◆ Problem to work on ◆
Look through the records below and collect all lines that hold the string "อนเร".

◆ Material ◆
·····

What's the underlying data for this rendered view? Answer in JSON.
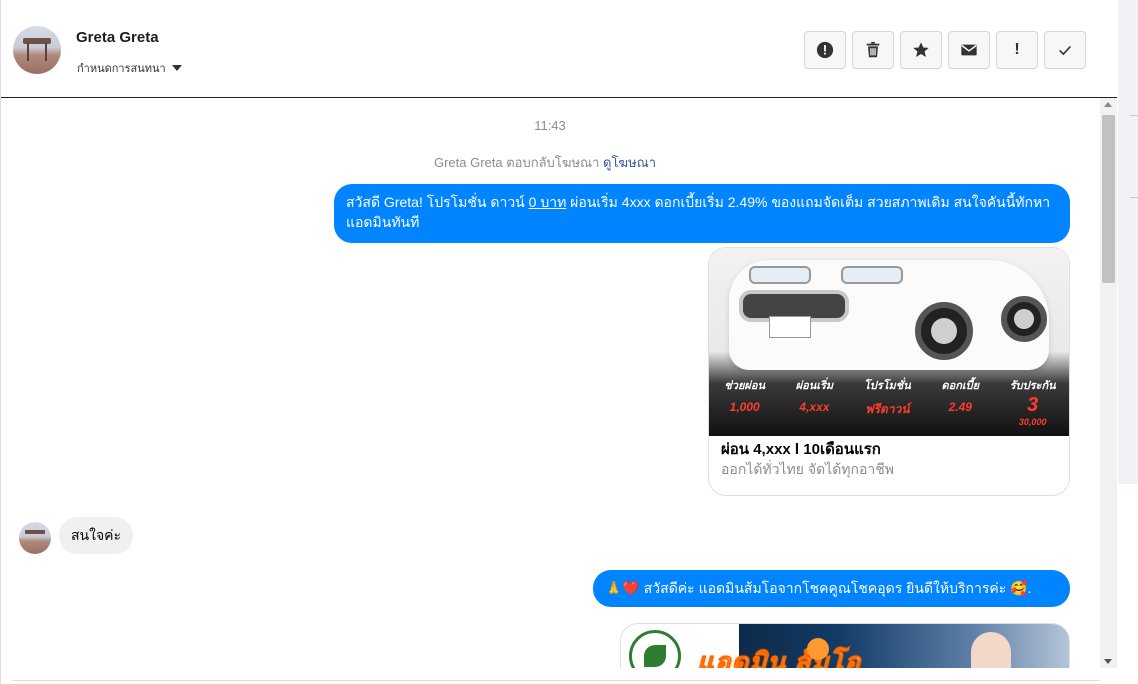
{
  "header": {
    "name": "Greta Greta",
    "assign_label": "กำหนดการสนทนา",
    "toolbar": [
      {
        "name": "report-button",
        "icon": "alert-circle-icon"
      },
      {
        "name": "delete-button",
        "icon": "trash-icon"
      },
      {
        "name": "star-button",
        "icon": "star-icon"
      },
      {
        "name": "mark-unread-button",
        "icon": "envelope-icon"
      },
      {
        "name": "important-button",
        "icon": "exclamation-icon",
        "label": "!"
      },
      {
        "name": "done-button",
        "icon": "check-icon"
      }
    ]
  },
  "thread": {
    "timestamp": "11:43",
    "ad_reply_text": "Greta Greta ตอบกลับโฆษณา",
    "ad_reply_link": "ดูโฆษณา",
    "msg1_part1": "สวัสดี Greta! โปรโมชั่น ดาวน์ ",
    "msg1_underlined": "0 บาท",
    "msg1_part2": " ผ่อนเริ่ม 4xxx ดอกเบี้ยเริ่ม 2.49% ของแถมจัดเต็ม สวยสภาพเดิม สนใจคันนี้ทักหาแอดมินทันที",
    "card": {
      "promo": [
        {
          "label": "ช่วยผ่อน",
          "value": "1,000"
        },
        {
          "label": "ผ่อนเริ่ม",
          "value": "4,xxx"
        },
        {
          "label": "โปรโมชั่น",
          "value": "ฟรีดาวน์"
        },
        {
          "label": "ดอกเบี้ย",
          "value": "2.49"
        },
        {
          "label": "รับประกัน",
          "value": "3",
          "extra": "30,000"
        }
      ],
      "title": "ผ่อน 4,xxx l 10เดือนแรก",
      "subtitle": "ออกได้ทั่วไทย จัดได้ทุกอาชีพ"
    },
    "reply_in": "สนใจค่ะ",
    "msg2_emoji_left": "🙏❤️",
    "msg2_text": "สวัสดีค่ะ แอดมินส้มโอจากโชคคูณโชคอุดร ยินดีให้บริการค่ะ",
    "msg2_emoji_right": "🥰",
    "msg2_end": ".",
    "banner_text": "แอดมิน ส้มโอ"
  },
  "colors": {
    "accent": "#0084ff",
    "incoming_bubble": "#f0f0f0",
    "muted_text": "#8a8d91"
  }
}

·····

◆ Problem solution ◆
    "msg1_part2": " ผ่อนเริ่ม 4xxx ดอกเบี้ยเริ่ม 2.49% ของแถมจัดเต็ม สวยสภาพเดิม สนใจคันนี้ทักหาแอดมินทันที",
          "label": "ผ่อนเริ่ม",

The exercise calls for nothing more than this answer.